* Start Provided records *

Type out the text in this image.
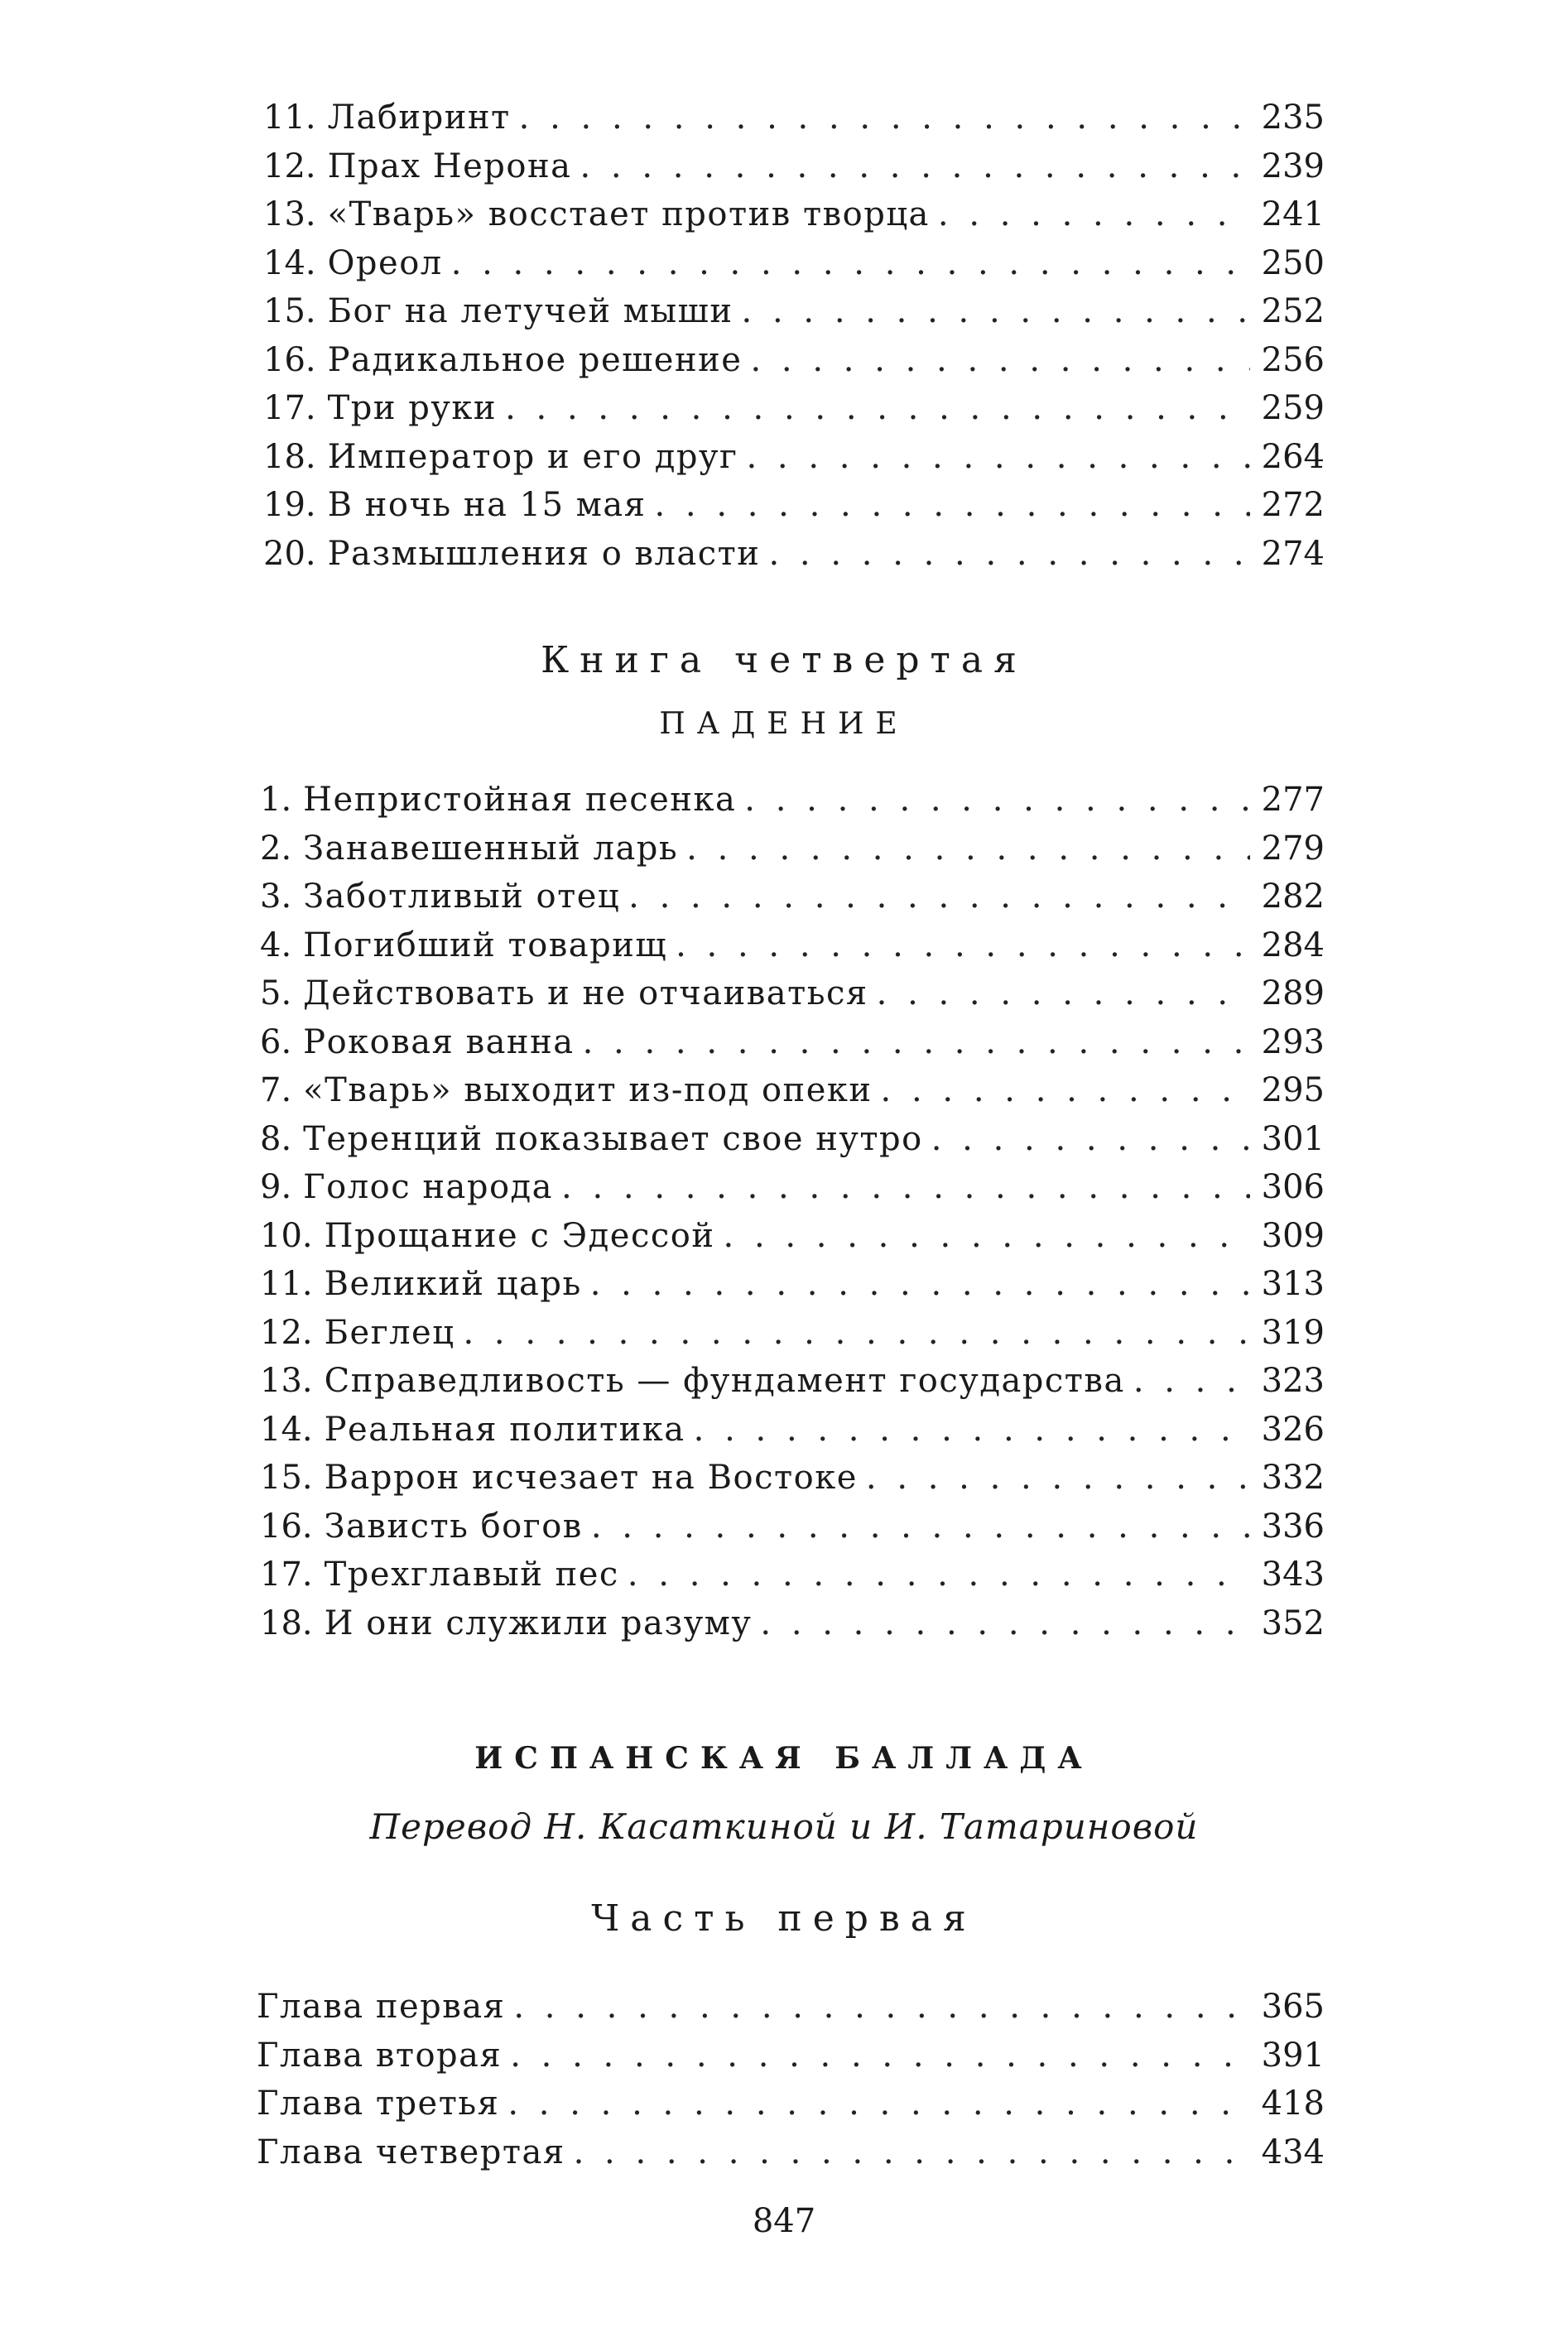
11. Лабиринт . . .	235
12. Прах Нерона . . .	239
13. «Тварь» восстает против творца . . .	241
14. Ореол . . .	250
15. Бог на летучей мыши . . .	252
16. Радикальное решение . . .	256
17. Три руки . . .	259
18. Император и его друг . . .	264
19. В ночь на 15 мая . . .	272
20. Размышления о власти . . .	274
Книга четвертая
ПАДЕНИЕ
1. Непристойная песенка . . .	277
2. Занавешенный ларь . . .	279
3. Заботливый отец . . .	282
4. Погибший товарищ . . .	284
5. Действовать и не отчаиваться . . .	289
6. Роковая ванна . . .	293
7. «Тварь» выходит из-под опеки . . .	295
8. Теренций показывает свое нутро . . .	301
9. Голос народа . . .	306
10. Прощание с Эдессой . . .	309
11. Великий царь . . .	313
12. Беглец . . .	319
13. Справедливость — фундамент государства . . .	323
14. Реальная политика . . .	326
15. Варрон исчезает на Востоке . . .	332
16. Зависть богов . . .	336
17. Трехглавый пес . . .	343
18. И они служили разуму . . .	352
ИСПАНСКАЯ БАЛЛАДА
Перевод Н. Касаткиной и И. Татариновой
Часть первая
Глава первая . . .	365
Глава вторая . . .	391
Глава третья . . .	418
Глава четвертая . . .	434
847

* End Provided records *

Leave out the pictures and give the listing above again exactly.

Answer to the task:
Type out the text in this image.
11. Лабиринт . . .	235
12. Прах Нерона . . .	239
13. «Тварь» восстает против творца . . .	241
14. Ореол . . .	250
15. Бог на летучей мыши . . .	252
16. Радикальное решение . . .	256
17. Три руки . . .	259
18. Император и его друг . . .	264
19. В ночь на 15 мая . . .	272
20. Размышления о власти . . .	274
Книга четвертая
ПАДЕНИЕ
1. Непристойная песенка . . .	277
2. Занавешенный ларь . . .	279
3. Заботливый отец . . .	282
4. Погибший товарищ . . .	284
5. Действовать и не отчаиваться . . .	289
6. Роковая ванна . . .	293
7. «Тварь» выходит из-под опеки . . .	295
8. Теренций показывает свое нутро . . .	301
9. Голос народа . . .	306
10. Прощание с Эдессой . . .	309
11. Великий царь . . .	313
12. Беглец . . .	319
13. Справедливость — фундамент государства . . .	323
14. Реальная политика . . .	326
15. Варрон исчезает на Востоке . . .	332
16. Зависть богов . . .	336
17. Трехглавый пес . . .	343
18. И они служили разуму . . .	352
ИСПАНСКАЯ БАЛЛАДА
Перевод Н. Касаткиной и И. Татариновой
Часть первая
Глава первая . . .	365
Глава вторая . . .	391
Глава третья . . .	418
Глава четвертая . . .	434
847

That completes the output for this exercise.